Set task: Read the records and write them out again exactly.

Begin Items

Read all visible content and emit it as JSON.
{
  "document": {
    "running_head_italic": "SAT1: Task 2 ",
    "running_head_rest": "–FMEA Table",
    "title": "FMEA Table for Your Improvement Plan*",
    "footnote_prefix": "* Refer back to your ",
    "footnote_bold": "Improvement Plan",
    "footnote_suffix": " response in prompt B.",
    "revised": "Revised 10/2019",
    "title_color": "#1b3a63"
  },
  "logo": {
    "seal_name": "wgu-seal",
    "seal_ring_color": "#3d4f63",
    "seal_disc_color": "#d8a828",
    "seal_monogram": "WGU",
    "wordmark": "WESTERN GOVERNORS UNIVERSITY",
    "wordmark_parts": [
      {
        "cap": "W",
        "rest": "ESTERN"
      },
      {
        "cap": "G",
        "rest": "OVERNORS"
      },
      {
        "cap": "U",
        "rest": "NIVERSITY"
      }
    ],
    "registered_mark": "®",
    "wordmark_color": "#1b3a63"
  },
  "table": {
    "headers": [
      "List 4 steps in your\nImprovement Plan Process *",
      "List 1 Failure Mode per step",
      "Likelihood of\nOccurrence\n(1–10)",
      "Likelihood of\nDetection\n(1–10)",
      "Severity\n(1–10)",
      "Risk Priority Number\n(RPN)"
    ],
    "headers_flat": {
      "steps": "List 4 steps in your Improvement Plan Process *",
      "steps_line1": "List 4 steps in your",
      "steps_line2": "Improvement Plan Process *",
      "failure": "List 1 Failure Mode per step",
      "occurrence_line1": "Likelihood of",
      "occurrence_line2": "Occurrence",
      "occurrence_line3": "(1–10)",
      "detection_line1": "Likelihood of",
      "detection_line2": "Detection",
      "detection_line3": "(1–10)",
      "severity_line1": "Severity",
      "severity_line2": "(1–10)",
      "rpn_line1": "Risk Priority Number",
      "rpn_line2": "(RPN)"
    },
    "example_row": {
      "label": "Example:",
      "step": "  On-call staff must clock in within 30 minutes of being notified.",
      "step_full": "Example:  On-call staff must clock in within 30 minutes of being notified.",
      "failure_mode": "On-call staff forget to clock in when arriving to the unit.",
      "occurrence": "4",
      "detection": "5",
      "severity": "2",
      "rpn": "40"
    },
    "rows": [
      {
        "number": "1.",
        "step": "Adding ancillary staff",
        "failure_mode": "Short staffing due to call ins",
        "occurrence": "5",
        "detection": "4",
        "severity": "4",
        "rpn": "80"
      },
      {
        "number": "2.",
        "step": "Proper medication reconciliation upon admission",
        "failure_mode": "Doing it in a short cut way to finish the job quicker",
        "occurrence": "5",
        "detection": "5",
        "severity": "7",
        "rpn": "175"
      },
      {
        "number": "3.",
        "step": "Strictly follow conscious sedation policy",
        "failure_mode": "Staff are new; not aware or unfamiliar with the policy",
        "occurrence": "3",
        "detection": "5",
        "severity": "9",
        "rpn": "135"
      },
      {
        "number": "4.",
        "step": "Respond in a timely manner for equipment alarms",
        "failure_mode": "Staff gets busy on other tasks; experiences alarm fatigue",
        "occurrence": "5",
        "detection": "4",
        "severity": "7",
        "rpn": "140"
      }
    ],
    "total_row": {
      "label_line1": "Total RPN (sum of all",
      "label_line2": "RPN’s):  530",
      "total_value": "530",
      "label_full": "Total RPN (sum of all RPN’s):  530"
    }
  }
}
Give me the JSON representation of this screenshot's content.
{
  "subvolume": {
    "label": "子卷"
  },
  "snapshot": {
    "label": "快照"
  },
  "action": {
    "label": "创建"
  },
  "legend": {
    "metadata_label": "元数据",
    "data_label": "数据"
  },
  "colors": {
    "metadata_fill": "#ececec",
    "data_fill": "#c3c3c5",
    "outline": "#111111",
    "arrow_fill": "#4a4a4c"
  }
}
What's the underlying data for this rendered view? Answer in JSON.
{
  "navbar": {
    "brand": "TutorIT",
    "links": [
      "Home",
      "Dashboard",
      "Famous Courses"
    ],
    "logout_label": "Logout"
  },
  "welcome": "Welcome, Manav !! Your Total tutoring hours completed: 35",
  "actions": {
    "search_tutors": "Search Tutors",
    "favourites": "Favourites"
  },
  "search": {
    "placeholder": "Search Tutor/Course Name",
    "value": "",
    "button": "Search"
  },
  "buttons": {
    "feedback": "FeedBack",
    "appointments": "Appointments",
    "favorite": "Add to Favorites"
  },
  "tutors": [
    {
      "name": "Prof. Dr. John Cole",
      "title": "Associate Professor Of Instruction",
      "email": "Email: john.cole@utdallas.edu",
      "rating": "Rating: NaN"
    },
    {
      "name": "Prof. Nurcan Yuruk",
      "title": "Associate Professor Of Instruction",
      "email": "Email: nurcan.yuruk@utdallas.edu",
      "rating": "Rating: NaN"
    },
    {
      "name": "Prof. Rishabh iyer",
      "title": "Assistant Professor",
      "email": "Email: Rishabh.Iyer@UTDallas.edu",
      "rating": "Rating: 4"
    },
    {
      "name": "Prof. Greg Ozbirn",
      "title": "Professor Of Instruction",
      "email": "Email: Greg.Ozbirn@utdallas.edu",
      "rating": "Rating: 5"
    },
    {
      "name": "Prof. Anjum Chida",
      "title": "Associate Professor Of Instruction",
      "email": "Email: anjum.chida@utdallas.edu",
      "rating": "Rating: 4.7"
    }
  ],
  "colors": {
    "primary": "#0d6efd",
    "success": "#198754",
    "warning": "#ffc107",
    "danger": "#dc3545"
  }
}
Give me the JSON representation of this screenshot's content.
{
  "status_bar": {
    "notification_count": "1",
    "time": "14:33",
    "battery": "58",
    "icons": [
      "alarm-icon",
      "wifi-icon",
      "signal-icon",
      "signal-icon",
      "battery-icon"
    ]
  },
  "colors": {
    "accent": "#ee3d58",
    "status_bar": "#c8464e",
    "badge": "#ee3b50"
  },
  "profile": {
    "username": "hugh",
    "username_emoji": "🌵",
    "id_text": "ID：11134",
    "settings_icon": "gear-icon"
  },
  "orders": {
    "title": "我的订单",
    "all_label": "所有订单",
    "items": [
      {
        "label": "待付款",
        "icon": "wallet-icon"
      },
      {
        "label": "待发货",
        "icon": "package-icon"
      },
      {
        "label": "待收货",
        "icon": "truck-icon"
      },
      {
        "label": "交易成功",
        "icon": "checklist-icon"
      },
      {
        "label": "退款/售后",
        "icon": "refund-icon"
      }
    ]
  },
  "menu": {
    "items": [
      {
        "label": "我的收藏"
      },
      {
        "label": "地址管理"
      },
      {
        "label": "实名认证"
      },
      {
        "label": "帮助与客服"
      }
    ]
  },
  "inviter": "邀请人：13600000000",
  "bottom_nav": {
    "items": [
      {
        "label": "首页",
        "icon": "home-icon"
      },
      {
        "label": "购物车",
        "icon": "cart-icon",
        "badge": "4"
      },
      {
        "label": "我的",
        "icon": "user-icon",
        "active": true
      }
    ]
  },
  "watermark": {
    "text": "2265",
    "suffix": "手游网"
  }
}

End Items

Output below:
Read all visible content and emit it as JSON.
{
  "document": {
    "running_head_italic": "SAT1: Task 2 ",
    "running_head_rest": "–FMEA Table",
    "title": "FMEA Table for Your Improvement Plan*",
    "footnote_prefix": "* Refer back to your ",
    "footnote_bold": "Improvement Plan",
    "footnote_suffix": " response in prompt B.",
    "revised": "Revised 10/2019",
    "title_color": "#1b3a63"
  },
  "logo": {
    "seal_name": "wgu-seal",
    "seal_ring_color": "#3d4f63",
    "seal_disc_color": "#d8a828",
    "seal_monogram": "WGU",
    "wordmark": "WESTERN GOVERNORS UNIVERSITY",
    "wordmark_parts": [
      {
        "cap": "W",
        "rest": "ESTERN"
      },
      {
        "cap": "G",
        "rest": "OVERNORS"
      },
      {
        "cap": "U",
        "rest": "NIVERSITY"
      }
    ],
    "registered_mark": "®",
    "wordmark_color": "#1b3a63"
  },
  "table": {
    "headers": [
      "List 4 steps in your\nImprovement Plan Process *",
      "List 1 Failure Mode per step",
      "Likelihood of\nOccurrence\n(1–10)",
      "Likelihood of\nDetection\n(1–10)",
      "Severity\n(1–10)",
      "Risk Priority Number\n(RPN)"
    ],
    "headers_flat": {
      "steps": "List 4 steps in your Improvement Plan Process *",
      "steps_line1": "List 4 steps in your",
      "steps_line2": "Improvement Plan Process *",
      "failure": "List 1 Failure Mode per step",
      "occurrence_line1": "Likelihood of",
      "occurrence_line2": "Occurrence",
      "occurrence_line3": "(1–10)",
      "detection_line1": "Likelihood of",
      "detection_line2": "Detection",
      "detection_line3": "(1–10)",
      "severity_line1": "Severity",
      "severity_line2": "(1–10)",
      "rpn_line1": "Risk Priority Number",
      "rpn_line2": "(RPN)"
    },
    "example_row": {
      "label": "Example:",
      "step": "  On-call staff must clock in within 30 minutes of being notified.",
      "step_full": "Example:  On-call staff must clock in within 30 minutes of being notified.",
      "failure_mode": "On-call staff forget to clock in when arriving to the unit.",
      "occurrence": "4",
      "detection": "5",
      "severity": "2",
      "rpn": "40"
    },
    "rows": [
      {
        "number": "1.",
        "step": "Adding ancillary staff",
        "failure_mode": "Short staffing due to call ins",
        "occurrence": "5",
        "detection": "4",
        "severity": "4",
        "rpn": "80"
      },
      {
        "number": "2.",
        "step": "Proper medication reconciliation upon admission",
        "failure_mode": "Doing it in a short cut way to finish the job quicker",
        "occurrence": "5",
        "detection": "5",
        "severity": "7",
        "rpn": "175"
      },
      {
        "number": "3.",
        "step": "Strictly follow conscious sedation policy",
        "failure_mode": "Staff are new; not aware or unfamiliar with the policy",
        "occurrence": "3",
        "detection": "5",
        "severity": "9",
        "rpn": "135"
      },
      {
        "number": "4.",
        "step": "Respond in a timely manner for equipment alarms",
        "failure_mode": "Staff gets busy on other tasks; experiences alarm fatigue",
        "occurrence": "5",
        "detection": "4",
        "severity": "7",
        "rpn": "140"
      }
    ],
    "total_row": {
      "label_line1": "Total RPN (sum of all",
      "label_line2": "RPN’s):  530",
      "total_value": "530",
      "label_full": "Total RPN (sum of all RPN’s):  530"
    }
  }
}
Give me the JSON representation of this screenshot's content.
{
  "subvolume": {
    "label": "子卷"
  },
  "snapshot": {
    "label": "快照"
  },
  "action": {
    "label": "创建"
  },
  "legend": {
    "metadata_label": "元数据",
    "data_label": "数据"
  },
  "colors": {
    "metadata_fill": "#ececec",
    "data_fill": "#c3c3c5",
    "outline": "#111111",
    "arrow_fill": "#4a4a4c"
  }
}
What's the underlying data for this rendered view? Answer in JSON.
{
  "navbar": {
    "brand": "TutorIT",
    "links": [
      "Home",
      "Dashboard",
      "Famous Courses"
    ],
    "logout_label": "Logout"
  },
  "welcome": "Welcome, Manav !! Your Total tutoring hours completed: 35",
  "actions": {
    "search_tutors": "Search Tutors",
    "favourites": "Favourites"
  },
  "search": {
    "placeholder": "Search Tutor/Course Name",
    "value": "",
    "button": "Search"
  },
  "buttons": {
    "feedback": "FeedBack",
    "appointments": "Appointments",
    "favorite": "Add to Favorites"
  },
  "tutors": [
    {
      "name": "Prof. Dr. John Cole",
      "title": "Associate Professor Of Instruction",
      "email": "Email: john.cole@utdallas.edu",
      "rating": "Rating: NaN"
    },
    {
      "name": "Prof. Nurcan Yuruk",
      "title": "Associate Professor Of Instruction",
      "email": "Email: nurcan.yuruk@utdallas.edu",
      "rating": "Rating: NaN"
    },
    {
      "name": "Prof. Rishabh iyer",
      "title": "Assistant Professor",
      "email": "Email: Rishabh.Iyer@UTDallas.edu",
      "rating": "Rating: 4"
    },
    {
      "name": "Prof. Greg Ozbirn",
      "title": "Professor Of Instruction",
      "email": "Email: Greg.Ozbirn@utdallas.edu",
      "rating": "Rating: 5"
    },
    {
      "name": "Prof. Anjum Chida",
      "title": "Associate Professor Of Instruction",
      "email": "Email: anjum.chida@utdallas.edu",
      "rating": "Rating: 4.7"
    }
  ],
  "colors": {
    "primary": "#0d6efd",
    "success": "#198754",
    "warning": "#ffc107",
    "danger": "#dc3545"
  }
}
Give me the JSON representation of this screenshot's content.
{
  "status_bar": {
    "notification_count": "1",
    "time": "14:33",
    "battery": "58",
    "icons": [
      "alarm-icon",
      "wifi-icon",
      "signal-icon",
      "signal-icon",
      "battery-icon"
    ]
  },
  "colors": {
    "accent": "#ee3d58",
    "status_bar": "#c8464e",
    "badge": "#ee3b50"
  },
  "profile": {
    "username": "hugh",
    "username_emoji": "🌵",
    "id_text": "ID：11134",
    "settings_icon": "gear-icon"
  },
  "orders": {
    "title": "我的订单",
    "all_label": "所有订单",
    "items": [
      {
        "label": "待付款",
        "icon": "wallet-icon"
      },
      {
        "label": "待发货",
        "icon": "package-icon"
      },
      {
        "label": "待收货",
        "icon": "truck-icon"
      },
      {
        "label": "交易成功",
        "icon": "checklist-icon"
      },
      {
        "label": "退款/售后",
        "icon": "refund-icon"
      }
    ]
  },
  "menu": {
    "items": [
      {
        "label": "我的收藏"
      },
      {
        "label": "地址管理"
      },
      {
        "label": "实名认证"
      },
      {
        "label": "帮助与客服"
      }
    ]
  },
  "inviter": "邀请人：13600000000",
  "bottom_nav": {
    "items": [
      {
        "label": "首页",
        "icon": "home-icon"
      },
      {
        "label": "购物车",
        "icon": "cart-icon",
        "badge": "4"
      },
      {
        "label": "我的",
        "icon": "user-icon",
        "active": true
      }
    ]
  },
  "watermark": {
    "text": "2265",
    "suffix": "手游网"
  }
}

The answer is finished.